**Exercise brief:**
Omit the pictures, then write out every entry exactly as it reads.

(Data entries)
# # #

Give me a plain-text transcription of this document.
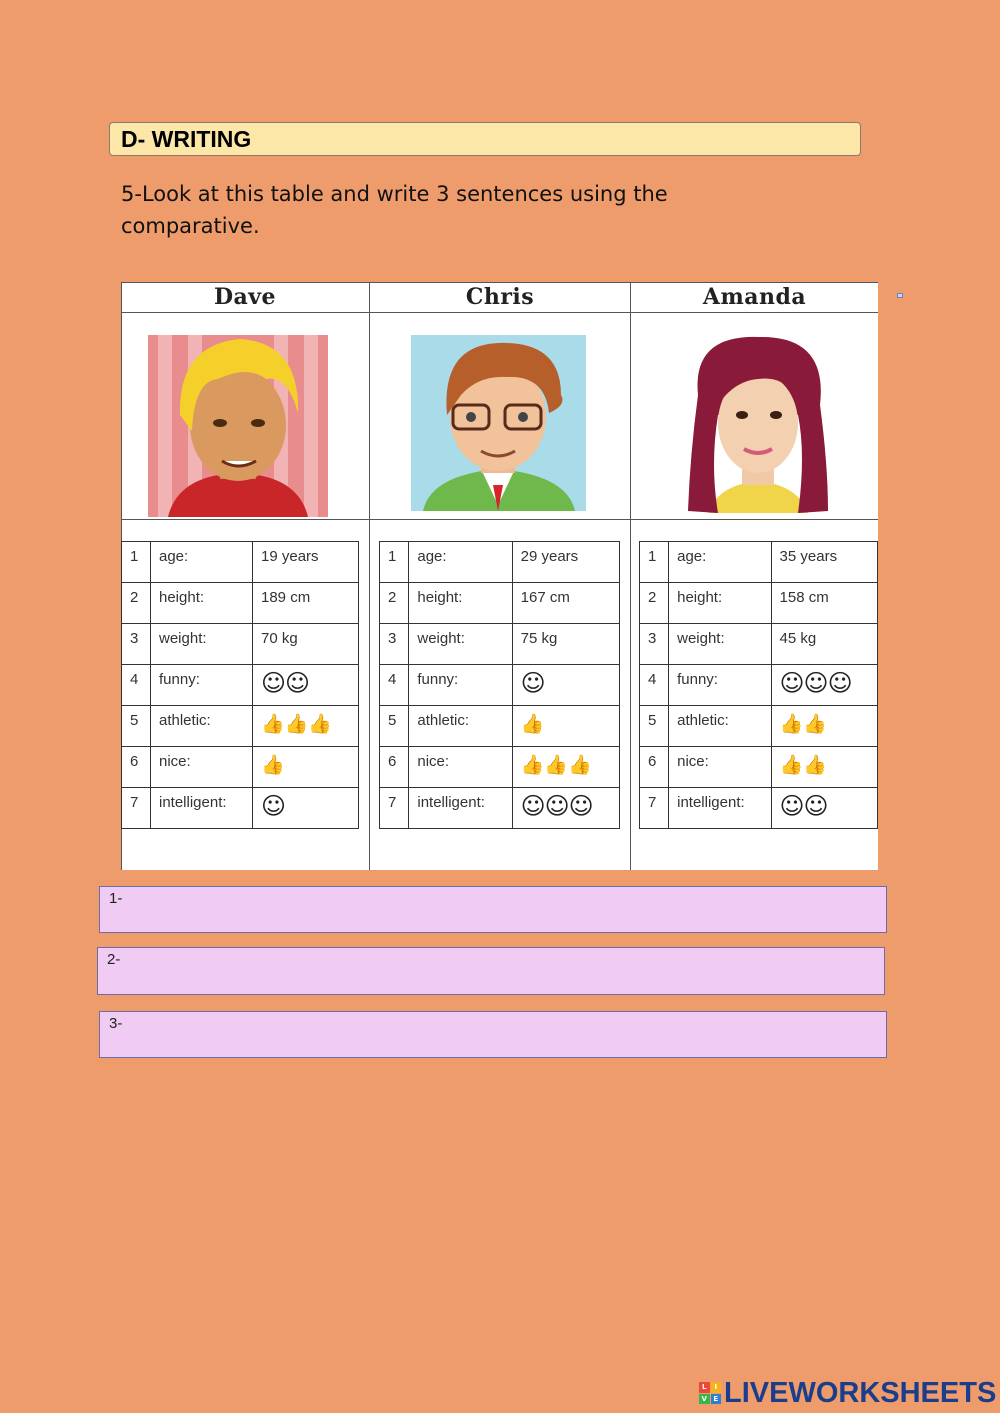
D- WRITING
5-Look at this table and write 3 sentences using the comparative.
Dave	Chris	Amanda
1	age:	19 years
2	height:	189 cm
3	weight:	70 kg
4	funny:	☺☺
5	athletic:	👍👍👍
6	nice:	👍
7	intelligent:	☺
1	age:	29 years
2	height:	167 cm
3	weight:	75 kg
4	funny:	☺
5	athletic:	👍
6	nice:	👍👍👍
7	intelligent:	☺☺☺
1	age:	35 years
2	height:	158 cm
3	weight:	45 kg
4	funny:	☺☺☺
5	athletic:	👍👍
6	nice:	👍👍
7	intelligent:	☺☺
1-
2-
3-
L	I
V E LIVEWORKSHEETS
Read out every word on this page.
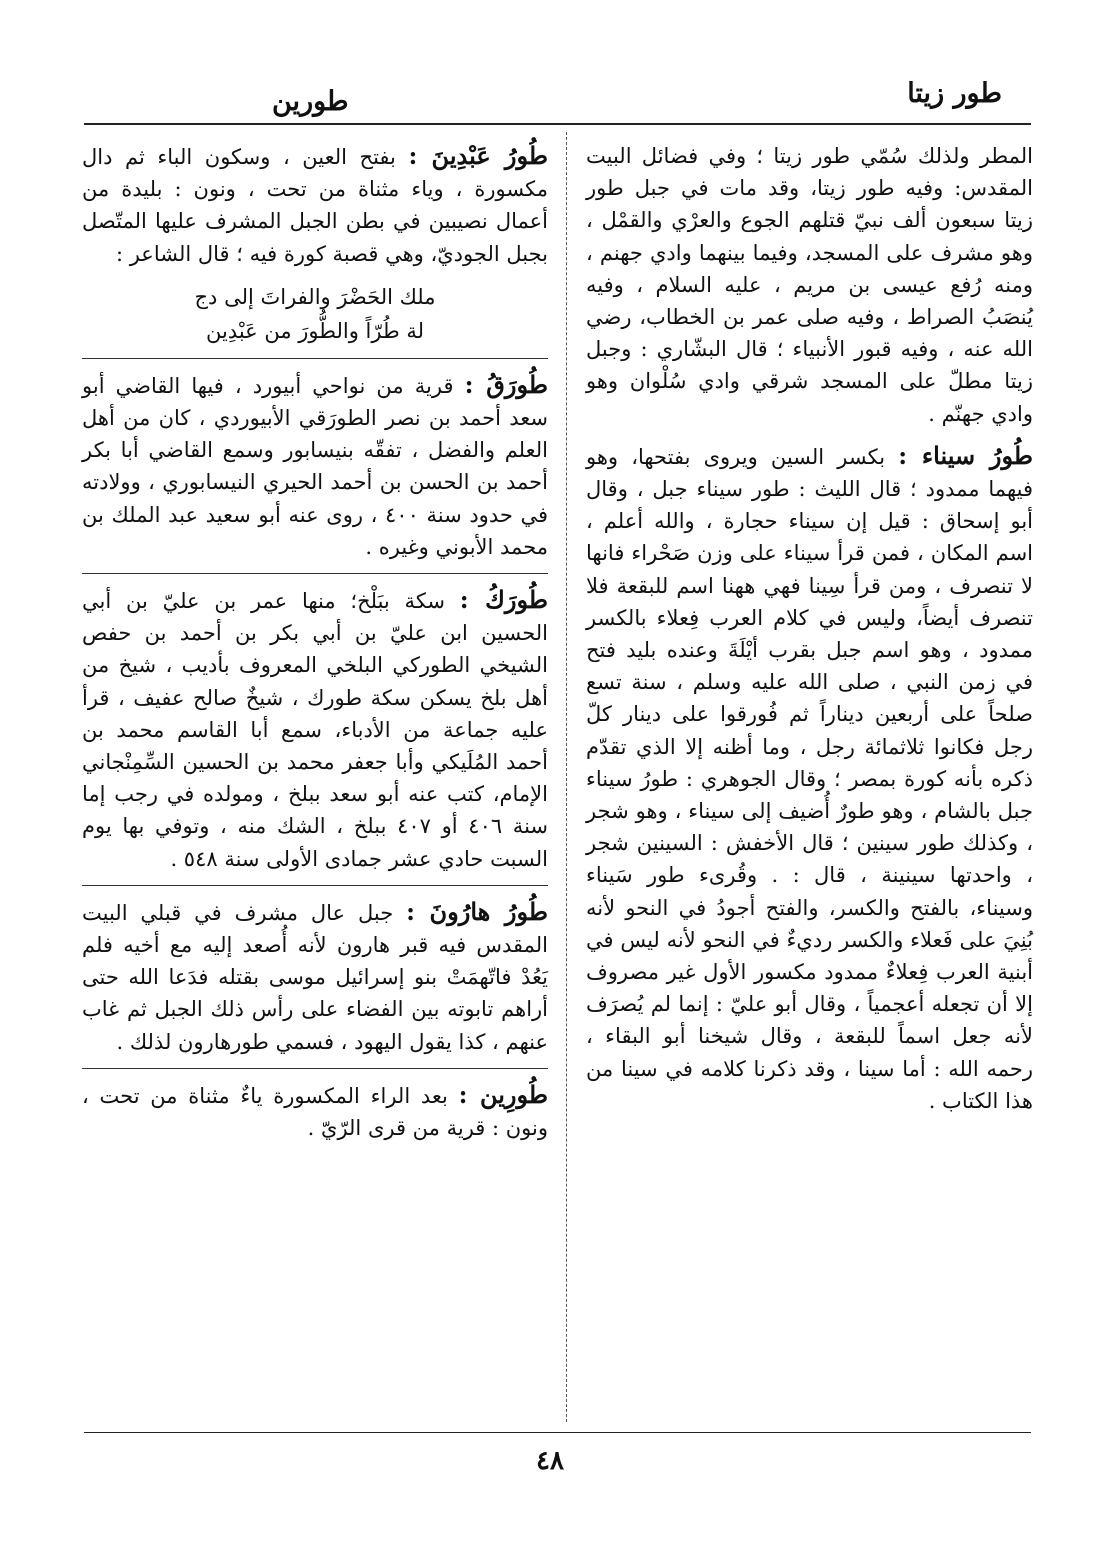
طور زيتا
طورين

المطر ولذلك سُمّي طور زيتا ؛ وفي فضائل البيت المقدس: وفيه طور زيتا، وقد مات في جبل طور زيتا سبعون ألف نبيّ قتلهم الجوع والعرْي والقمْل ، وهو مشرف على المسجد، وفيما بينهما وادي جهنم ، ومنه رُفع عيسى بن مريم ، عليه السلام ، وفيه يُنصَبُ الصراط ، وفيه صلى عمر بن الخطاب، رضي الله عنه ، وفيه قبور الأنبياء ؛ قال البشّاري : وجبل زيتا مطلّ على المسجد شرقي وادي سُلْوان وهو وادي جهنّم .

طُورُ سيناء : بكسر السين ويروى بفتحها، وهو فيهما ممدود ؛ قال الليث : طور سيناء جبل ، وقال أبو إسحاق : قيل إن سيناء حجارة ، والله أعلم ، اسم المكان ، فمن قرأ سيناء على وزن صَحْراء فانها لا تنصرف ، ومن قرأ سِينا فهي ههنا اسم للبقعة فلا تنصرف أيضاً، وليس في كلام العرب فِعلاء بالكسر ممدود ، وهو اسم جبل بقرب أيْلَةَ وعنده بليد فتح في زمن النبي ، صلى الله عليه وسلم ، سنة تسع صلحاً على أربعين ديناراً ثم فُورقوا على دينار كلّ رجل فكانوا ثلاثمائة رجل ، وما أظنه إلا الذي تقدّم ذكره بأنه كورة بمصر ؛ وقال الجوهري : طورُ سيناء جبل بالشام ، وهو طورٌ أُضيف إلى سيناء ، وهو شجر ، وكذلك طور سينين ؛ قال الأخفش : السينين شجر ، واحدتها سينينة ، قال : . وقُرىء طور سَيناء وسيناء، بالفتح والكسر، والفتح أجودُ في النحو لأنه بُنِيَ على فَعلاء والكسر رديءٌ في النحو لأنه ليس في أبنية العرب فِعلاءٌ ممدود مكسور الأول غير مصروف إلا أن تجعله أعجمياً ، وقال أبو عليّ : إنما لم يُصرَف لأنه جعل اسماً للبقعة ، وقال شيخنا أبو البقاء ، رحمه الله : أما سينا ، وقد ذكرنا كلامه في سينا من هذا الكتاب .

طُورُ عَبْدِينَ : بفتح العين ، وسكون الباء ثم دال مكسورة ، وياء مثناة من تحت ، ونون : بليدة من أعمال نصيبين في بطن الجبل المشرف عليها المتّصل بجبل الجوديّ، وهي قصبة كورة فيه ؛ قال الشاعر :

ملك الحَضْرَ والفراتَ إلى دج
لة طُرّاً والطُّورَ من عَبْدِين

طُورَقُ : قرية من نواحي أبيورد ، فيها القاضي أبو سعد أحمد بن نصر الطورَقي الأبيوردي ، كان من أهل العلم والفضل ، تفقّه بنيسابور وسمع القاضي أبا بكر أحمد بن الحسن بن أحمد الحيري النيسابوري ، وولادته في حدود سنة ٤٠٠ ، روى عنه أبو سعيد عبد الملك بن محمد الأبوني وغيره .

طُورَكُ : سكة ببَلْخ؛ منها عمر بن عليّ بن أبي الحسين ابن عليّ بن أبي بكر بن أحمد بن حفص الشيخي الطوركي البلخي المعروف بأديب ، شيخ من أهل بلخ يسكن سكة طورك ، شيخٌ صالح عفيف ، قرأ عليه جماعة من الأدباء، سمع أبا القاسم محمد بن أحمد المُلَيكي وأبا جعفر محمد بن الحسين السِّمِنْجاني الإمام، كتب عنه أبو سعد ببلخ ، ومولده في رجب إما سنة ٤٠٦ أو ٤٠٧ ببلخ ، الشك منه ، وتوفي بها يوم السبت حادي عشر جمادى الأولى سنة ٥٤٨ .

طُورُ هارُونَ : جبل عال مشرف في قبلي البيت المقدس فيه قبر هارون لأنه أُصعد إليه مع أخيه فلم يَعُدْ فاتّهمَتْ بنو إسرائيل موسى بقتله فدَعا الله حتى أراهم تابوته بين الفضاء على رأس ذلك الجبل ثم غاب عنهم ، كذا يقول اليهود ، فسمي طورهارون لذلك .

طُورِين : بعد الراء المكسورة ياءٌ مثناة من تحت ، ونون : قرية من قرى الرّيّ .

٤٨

# # #

**Written solution:**
Give me a plain-text transcription of this document.
D- WRITING
5-Look at this table and write 3 sentences using the comparative.
Dave	Chris	Amanda
1	age:	19 years
2	height:	189 cm
3	weight:	70 kg
4	funny:	☺☺
5	athletic:	👍👍👍
6	nice:	👍
7	intelligent:	☺
1	age:	29 years
2	height:	167 cm
3	weight:	75 kg
4	funny:	☺
5	athletic:	👍
6	nice:	👍👍👍
7	intelligent:	☺☺☺
1	age:	35 years
2	height:	158 cm
3	weight:	45 kg
4	funny:	☺☺☺
5	athletic:	👍👍
6	nice:	👍👍
7	intelligent:	☺☺
1-
2-
3-
L	I
V E LIVEWORKSHEETS
Read out every word on this page.
طور زيتا
طورين

المطر ولذلك سُمّي طور زيتا ؛ وفي فضائل البيت المقدس: وفيه طور زيتا، وقد مات في جبل طور زيتا سبعون ألف نبيّ قتلهم الجوع والعرْي والقمْل ، وهو مشرف على المسجد، وفيما بينهما وادي جهنم ، ومنه رُفع عيسى بن مريم ، عليه السلام ، وفيه يُنصَبُ الصراط ، وفيه صلى عمر بن الخطاب، رضي الله عنه ، وفيه قبور الأنبياء ؛ قال البشّاري : وجبل زيتا مطلّ على المسجد شرقي وادي سُلْوان وهو وادي جهنّم .

طُورُ سيناء : بكسر السين ويروى بفتحها، وهو فيهما ممدود ؛ قال الليث : طور سيناء جبل ، وقال أبو إسحاق : قيل إن سيناء حجارة ، والله أعلم ، اسم المكان ، فمن قرأ سيناء على وزن صَحْراء فانها لا تنصرف ، ومن قرأ سِينا فهي ههنا اسم للبقعة فلا تنصرف أيضاً، وليس في كلام العرب فِعلاء بالكسر ممدود ، وهو اسم جبل بقرب أيْلَةَ وعنده بليد فتح في زمن النبي ، صلى الله عليه وسلم ، سنة تسع صلحاً على أربعين ديناراً ثم فُورقوا على دينار كلّ رجل فكانوا ثلاثمائة رجل ، وما أظنه إلا الذي تقدّم ذكره بأنه كورة بمصر ؛ وقال الجوهري : طورُ سيناء جبل بالشام ، وهو طورٌ أُضيف إلى سيناء ، وهو شجر ، وكذلك طور سينين ؛ قال الأخفش : السينين شجر ، واحدتها سينينة ، قال : . وقُرىء طور سَيناء وسيناء، بالفتح والكسر، والفتح أجودُ في النحو لأنه بُنِيَ على فَعلاء والكسر رديءٌ في النحو لأنه ليس في أبنية العرب فِعلاءٌ ممدود مكسور الأول غير مصروف إلا أن تجعله أعجمياً ، وقال أبو عليّ : إنما لم يُصرَف لأنه جعل اسماً للبقعة ، وقال شيخنا أبو البقاء ، رحمه الله : أما سينا ، وقد ذكرنا كلامه في سينا من هذا الكتاب .

طُورُ عَبْدِينَ : بفتح العين ، وسكون الباء ثم دال مكسورة ، وياء مثناة من تحت ، ونون : بليدة من أعمال نصيبين في بطن الجبل المشرف عليها المتّصل بجبل الجوديّ، وهي قصبة كورة فيه ؛ قال الشاعر :

ملك الحَضْرَ والفراتَ إلى دج
لة طُرّاً والطُّورَ من عَبْدِين

طُورَقُ : قرية من نواحي أبيورد ، فيها القاضي أبو سعد أحمد بن نصر الطورَقي الأبيوردي ، كان من أهل العلم والفضل ، تفقّه بنيسابور وسمع القاضي أبا بكر أحمد بن الحسن بن أحمد الحيري النيسابوري ، وولادته في حدود سنة ٤٠٠ ، روى عنه أبو سعيد عبد الملك بن محمد الأبوني وغيره .

طُورَكُ : سكة ببَلْخ؛ منها عمر بن عليّ بن أبي الحسين ابن عليّ بن أبي بكر بن أحمد بن حفص الشيخي الطوركي البلخي المعروف بأديب ، شيخ من أهل بلخ يسكن سكة طورك ، شيخٌ صالح عفيف ، قرأ عليه جماعة من الأدباء، سمع أبا القاسم محمد بن أحمد المُلَيكي وأبا جعفر محمد بن الحسين السِّمِنْجاني الإمام، كتب عنه أبو سعد ببلخ ، ومولده في رجب إما سنة ٤٠٦ أو ٤٠٧ ببلخ ، الشك منه ، وتوفي بها يوم السبت حادي عشر جمادى الأولى سنة ٥٤٨ .

طُورُ هارُونَ : جبل عال مشرف في قبلي البيت المقدس فيه قبر هارون لأنه أُصعد إليه مع أخيه فلم يَعُدْ فاتّهمَتْ بنو إسرائيل موسى بقتله فدَعا الله حتى أراهم تابوته بين الفضاء على رأس ذلك الجبل ثم غاب عنهم ، كذا يقول اليهود ، فسمي طورهارون لذلك .

طُورِين : بعد الراء المكسورة ياءٌ مثناة من تحت ، ونون : قرية من قرى الرّيّ .

٤٨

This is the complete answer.